- Given instruction -
Echo the listing lines that follow exactly, starting at the line containing "legend-marker [311, 325, 323, 337]" and ending at the line containing "legend-item: Repetition (N=4)", both of those lines included.

- Material for this task -
++++++++++
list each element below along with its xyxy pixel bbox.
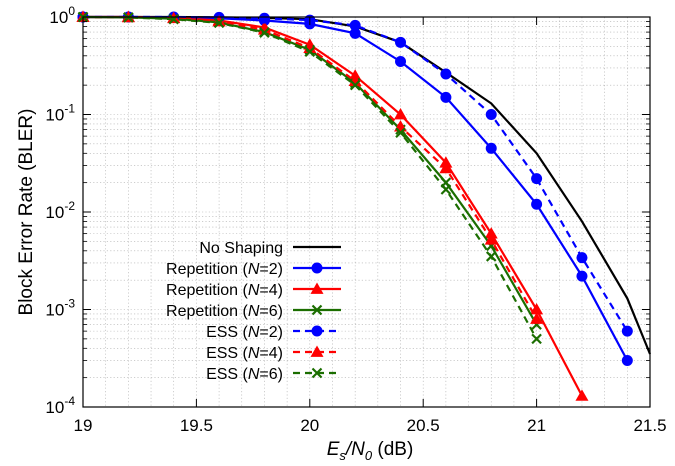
legend-marker [311, 325, 323, 337]
data-point [485, 142, 497, 154]
data-point [258, 12, 270, 24]
data-point [575, 389, 589, 401]
data-point [485, 109, 497, 120]
data-point [394, 108, 408, 120]
legend-label: Repetition (N=6) [166, 303, 283, 320]
data-point [440, 68, 452, 80]
data-point [621, 354, 633, 366]
legend-item: ESS (N=2) [206, 324, 341, 341]
data-point [395, 127, 406, 139]
x-axis-label-slash: / [344, 439, 353, 460]
y-tick-label: 100 [49, 4, 75, 27]
y-tick-label: 10-1 [45, 102, 75, 125]
legend-item: ESS (N=6) [206, 366, 341, 383]
legend: No Shaping Repetition (N=2) Repetition (N=… [166, 240, 341, 383]
x-tick-label: 19 [74, 416, 93, 435]
x-tick-label: 20 [300, 416, 319, 435]
data-point [531, 198, 543, 210]
data-point [259, 27, 270, 38]
x-axis-label-n-sub: 0 [365, 448, 373, 463]
data-point [349, 79, 361, 91]
x-tick-label: 21 [527, 416, 546, 435]
axis-ticks: 19 19.5 20 20.5 21 21.5 100 10-1 10-2 10-3 10-4 [45, 4, 666, 435]
data-point [257, 23, 271, 35]
x-axis-label-n: N [351, 439, 365, 460]
x-tick-label: 21.5 [633, 416, 666, 435]
legend-label: Repetition (N=2) [166, 261, 283, 278]
legend-label: ESS (N=2) [206, 324, 283, 341]
legend-item: Repetition (N=2) [166, 261, 341, 278]
data-point [485, 251, 497, 262]
data-point [349, 27, 361, 39]
data-point [576, 270, 588, 282]
data-point [395, 55, 407, 67]
legend-item: Repetition (N=4) [166, 282, 341, 299]
legend-item: Repetition (N=6) [166, 303, 341, 320]
legend-marker [311, 367, 323, 379]
y-tick-label: 10-4 [45, 394, 75, 417]
data-point [531, 333, 542, 345]
data-point [304, 46, 316, 58]
x-axis-label-e-sub: s [339, 448, 346, 463]
series-6 [77, 11, 542, 345]
data-point [530, 312, 544, 324]
legend-item: ESS (N=4) [206, 345, 341, 362]
legend-marker [311, 304, 323, 316]
data-point [168, 13, 179, 25]
legend-marker [310, 345, 324, 357]
legend-marker [311, 262, 323, 274]
x-axis-label: Es/N0 (dB) [327, 439, 414, 463]
legend-label: No Shaping [199, 240, 283, 257]
y-tick-label: 10-2 [45, 199, 75, 222]
data-point [531, 173, 543, 185]
y-tick-label: 10-3 [45, 297, 75, 320]
data-point [576, 252, 588, 264]
data-point [439, 161, 453, 174]
data-point [349, 19, 361, 31]
legend-item: No Shaping [199, 240, 341, 257]
x-tick-label: 19.5 [180, 416, 213, 435]
legend-marker [310, 282, 324, 294]
x-axis-label-e: E [327, 439, 340, 460]
legend-label: Repetition (N=4) [166, 282, 283, 299]
data-point [440, 91, 452, 103]
legend-label: ESS (N=4) [206, 345, 283, 362]
x-axis-label-unit: (dB) [372, 439, 413, 460]
data-point [484, 233, 498, 245]
grid-lines [83, 17, 650, 407]
x-tick-label: 20.5 [407, 416, 440, 435]
data-point [440, 184, 452, 195]
data-point [395, 36, 407, 48]
y-axis-label: Block Error Rate (BLER) [16, 109, 37, 316]
data-point [621, 325, 633, 337]
data-point [213, 17, 225, 29]
legend-label: ESS (N=6) [206, 366, 283, 383]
++++++++++
- Result of the exercise -
legend-marker [311, 325, 323, 337]
data-point [485, 142, 497, 154]
data-point [258, 12, 270, 24]
data-point [575, 389, 589, 401]
data-point [485, 109, 497, 120]
data-point [394, 108, 408, 120]
legend-label: Repetition (N=6) [166, 303, 283, 320]
data-point [440, 68, 452, 80]
data-point [621, 354, 633, 366]
legend-item: ESS (N=2) [206, 324, 341, 341]
data-point [395, 127, 406, 139]
x-axis-label-slash: / [344, 439, 353, 460]
y-tick-label: 100 [49, 4, 75, 27]
y-tick-label: 10-1 [45, 102, 75, 125]
legend-item: ESS (N=6) [206, 366, 341, 383]
legend: No Shaping Repetition (N=2) Repetition (N=… [166, 240, 341, 383]
x-tick-label: 19 [74, 416, 93, 435]
x-tick-label: 20 [300, 416, 319, 435]
data-point [531, 198, 543, 210]
data-point [259, 27, 270, 38]
x-axis-label-n-sub: 0 [365, 448, 373, 463]
data-point [349, 79, 361, 91]
x-tick-label: 21 [527, 416, 546, 435]
axis-ticks: 19 19.5 20 20.5 21 21.5 100 10-1 10-2 10-3 10-4 [45, 4, 666, 435]
data-point [257, 23, 271, 35]
x-axis-label-n: N [351, 439, 365, 460]
x-tick-label: 21.5 [633, 416, 666, 435]
legend-label: Repetition (N=2) [166, 261, 283, 278]
legend-label: ESS (N=2) [206, 324, 283, 341]
legend-item: Repetition (N=2) [166, 261, 341, 278]
data-point [485, 251, 497, 262]
data-point [349, 27, 361, 39]
data-point [576, 270, 588, 282]
data-point [395, 55, 407, 67]
legend-item: Repetition (N=4) [166, 282, 341, 299]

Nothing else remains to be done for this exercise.